» **Set task**
Below is the data. Give it again, complete and exact.

Records about charts and figures:
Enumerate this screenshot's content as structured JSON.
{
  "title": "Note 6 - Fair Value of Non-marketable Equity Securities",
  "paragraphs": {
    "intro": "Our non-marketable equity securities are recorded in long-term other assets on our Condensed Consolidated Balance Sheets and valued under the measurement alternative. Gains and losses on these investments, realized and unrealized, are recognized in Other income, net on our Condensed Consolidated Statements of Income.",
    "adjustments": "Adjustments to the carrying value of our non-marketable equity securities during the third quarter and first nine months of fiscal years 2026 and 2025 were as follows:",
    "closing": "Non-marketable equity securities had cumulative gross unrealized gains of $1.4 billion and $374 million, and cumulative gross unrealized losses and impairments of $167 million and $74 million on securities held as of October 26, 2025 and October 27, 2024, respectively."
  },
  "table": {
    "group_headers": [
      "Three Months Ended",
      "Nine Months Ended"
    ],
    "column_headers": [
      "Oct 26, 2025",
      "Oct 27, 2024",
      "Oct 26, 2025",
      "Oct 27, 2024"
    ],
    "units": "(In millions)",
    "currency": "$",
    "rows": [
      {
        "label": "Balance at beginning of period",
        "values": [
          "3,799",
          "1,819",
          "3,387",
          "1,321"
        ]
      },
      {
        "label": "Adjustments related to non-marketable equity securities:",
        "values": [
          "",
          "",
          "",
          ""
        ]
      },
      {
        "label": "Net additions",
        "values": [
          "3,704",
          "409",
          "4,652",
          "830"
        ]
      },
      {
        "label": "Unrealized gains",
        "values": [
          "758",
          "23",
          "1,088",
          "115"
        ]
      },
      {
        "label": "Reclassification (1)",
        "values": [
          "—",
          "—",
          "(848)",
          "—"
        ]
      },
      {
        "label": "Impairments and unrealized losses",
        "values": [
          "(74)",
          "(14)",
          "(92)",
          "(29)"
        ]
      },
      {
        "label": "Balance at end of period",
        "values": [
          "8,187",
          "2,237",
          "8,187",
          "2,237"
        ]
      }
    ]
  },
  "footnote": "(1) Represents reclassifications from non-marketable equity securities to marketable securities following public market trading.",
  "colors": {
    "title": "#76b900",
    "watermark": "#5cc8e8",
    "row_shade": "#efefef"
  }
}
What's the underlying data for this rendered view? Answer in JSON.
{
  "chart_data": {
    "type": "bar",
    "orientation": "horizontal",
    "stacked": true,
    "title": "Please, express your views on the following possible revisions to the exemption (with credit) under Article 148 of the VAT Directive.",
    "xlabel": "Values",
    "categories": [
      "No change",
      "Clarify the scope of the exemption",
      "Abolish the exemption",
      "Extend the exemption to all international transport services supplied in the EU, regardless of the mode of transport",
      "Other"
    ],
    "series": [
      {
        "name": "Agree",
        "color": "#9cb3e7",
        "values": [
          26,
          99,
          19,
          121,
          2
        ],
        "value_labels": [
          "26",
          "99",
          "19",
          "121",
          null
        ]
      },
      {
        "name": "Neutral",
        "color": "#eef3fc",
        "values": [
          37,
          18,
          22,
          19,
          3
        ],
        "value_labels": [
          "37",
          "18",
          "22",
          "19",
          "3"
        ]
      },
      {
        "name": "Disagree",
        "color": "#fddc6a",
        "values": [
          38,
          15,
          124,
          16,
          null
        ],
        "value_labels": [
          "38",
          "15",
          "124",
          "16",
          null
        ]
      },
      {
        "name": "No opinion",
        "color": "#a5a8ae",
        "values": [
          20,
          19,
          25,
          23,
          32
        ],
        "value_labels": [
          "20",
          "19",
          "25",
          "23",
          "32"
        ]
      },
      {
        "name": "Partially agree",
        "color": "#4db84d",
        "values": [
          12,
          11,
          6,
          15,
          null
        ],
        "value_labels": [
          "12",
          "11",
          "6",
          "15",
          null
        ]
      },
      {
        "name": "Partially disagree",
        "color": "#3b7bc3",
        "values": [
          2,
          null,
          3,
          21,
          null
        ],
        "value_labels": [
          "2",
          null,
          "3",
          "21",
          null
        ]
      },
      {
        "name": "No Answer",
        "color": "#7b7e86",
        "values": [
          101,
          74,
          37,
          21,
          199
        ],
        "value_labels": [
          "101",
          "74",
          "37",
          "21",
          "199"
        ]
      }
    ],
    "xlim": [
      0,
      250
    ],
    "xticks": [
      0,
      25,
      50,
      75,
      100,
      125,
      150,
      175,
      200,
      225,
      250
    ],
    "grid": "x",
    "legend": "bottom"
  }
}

» **Solution to this problem**
Enumerate this screenshot's content as structured JSON.
{
  "title": "Note 6 - Fair Value of Non-marketable Equity Securities",
  "paragraphs": {
    "intro": "Our non-marketable equity securities are recorded in long-term other assets on our Condensed Consolidated Balance Sheets and valued under the measurement alternative. Gains and losses on these investments, realized and unrealized, are recognized in Other income, net on our Condensed Consolidated Statements of Income.",
    "adjustments": "Adjustments to the carrying value of our non-marketable equity securities during the third quarter and first nine months of fiscal years 2026 and 2025 were as follows:",
    "closing": "Non-marketable equity securities had cumulative gross unrealized gains of $1.4 billion and $374 million, and cumulative gross unrealized losses and impairments of $167 million and $74 million on securities held as of October 26, 2025 and October 27, 2024, respectively."
  },
  "table": {
    "group_headers": [
      "Three Months Ended",
      "Nine Months Ended"
    ],
    "column_headers": [
      "Oct 26, 2025",
      "Oct 27, 2024",
      "Oct 26, 2025",
      "Oct 27, 2024"
    ],
    "units": "(In millions)",
    "currency": "$",
    "rows": [
      {
        "label": "Balance at beginning of period",
        "values": [
          "3,799",
          "1,819",
          "3,387",
          "1,321"
        ]
      },
      {
        "label": "Adjustments related to non-marketable equity securities:",
        "values": [
          "",
          "",
          "",
          ""
        ]
      },
      {
        "label": "Net additions",
        "values": [
          "3,704",
          "409",
          "4,652",
          "830"
        ]
      },
      {
        "label": "Unrealized gains",
        "values": [
          "758",
          "23",
          "1,088",
          "115"
        ]
      },
      {
        "label": "Reclassification (1)",
        "values": [
          "—",
          "—",
          "(848)",
          "—"
        ]
      },
      {
        "label": "Impairments and unrealized losses",
        "values": [
          "(74)",
          "(14)",
          "(92)",
          "(29)"
        ]
      },
      {
        "label": "Balance at end of period",
        "values": [
          "8,187",
          "2,237",
          "8,187",
          "2,237"
        ]
      }
    ]
  },
  "footnote": "(1) Represents reclassifications from non-marketable equity securities to marketable securities following public market trading.",
  "colors": {
    "title": "#76b900",
    "watermark": "#5cc8e8",
    "row_shade": "#efefef"
  }
}
What's the underlying data for this rendered view? Answer in JSON.
{
  "chart_data": {
    "type": "bar",
    "orientation": "horizontal",
    "stacked": true,
    "title": "Please, express your views on the following possible revisions to the exemption (with credit) under Article 148 of the VAT Directive.",
    "xlabel": "Values",
    "categories": [
      "No change",
      "Clarify the scope of the exemption",
      "Abolish the exemption",
      "Extend the exemption to all international transport services supplied in the EU, regardless of the mode of transport",
      "Other"
    ],
    "series": [
      {
        "name": "Agree",
        "color": "#9cb3e7",
        "values": [
          26,
          99,
          19,
          121,
          2
        ],
        "value_labels": [
          "26",
          "99",
          "19",
          "121",
          null
        ]
      },
      {
        "name": "Neutral",
        "color": "#eef3fc",
        "values": [
          37,
          18,
          22,
          19,
          3
        ],
        "value_labels": [
          "37",
          "18",
          "22",
          "19",
          "3"
        ]
      },
      {
        "name": "Disagree",
        "color": "#fddc6a",
        "values": [
          38,
          15,
          124,
          16,
          null
        ],
        "value_labels": [
          "38",
          "15",
          "124",
          "16",
          null
        ]
      },
      {
        "name": "No opinion",
        "color": "#a5a8ae",
        "values": [
          20,
          19,
          25,
          23,
          32
        ],
        "value_labels": [
          "20",
          "19",
          "25",
          "23",
          "32"
        ]
      },
      {
        "name": "Partially agree",
        "color": "#4db84d",
        "values": [
          12,
          11,
          6,
          15,
          null
        ],
        "value_labels": [
          "12",
          "11",
          "6",
          "15",
          null
        ]
      },
      {
        "name": "Partially disagree",
        "color": "#3b7bc3",
        "values": [
          2,
          null,
          3,
          21,
          null
        ],
        "value_labels": [
          "2",
          null,
          "3",
          "21",
          null
        ]
      },
      {
        "name": "No Answer",
        "color": "#7b7e86",
        "values": [
          101,
          74,
          37,
          21,
          199
        ],
        "value_labels": [
          "101",
          "74",
          "37",
          "21",
          "199"
        ]
      }
    ],
    "xlim": [
      0,
      250
    ],
    "xticks": [
      0,
      25,
      50,
      75,
      100,
      125,
      150,
      175,
      200,
      225,
      250
    ],
    "grid": "x",
    "legend": "bottom"
  }
}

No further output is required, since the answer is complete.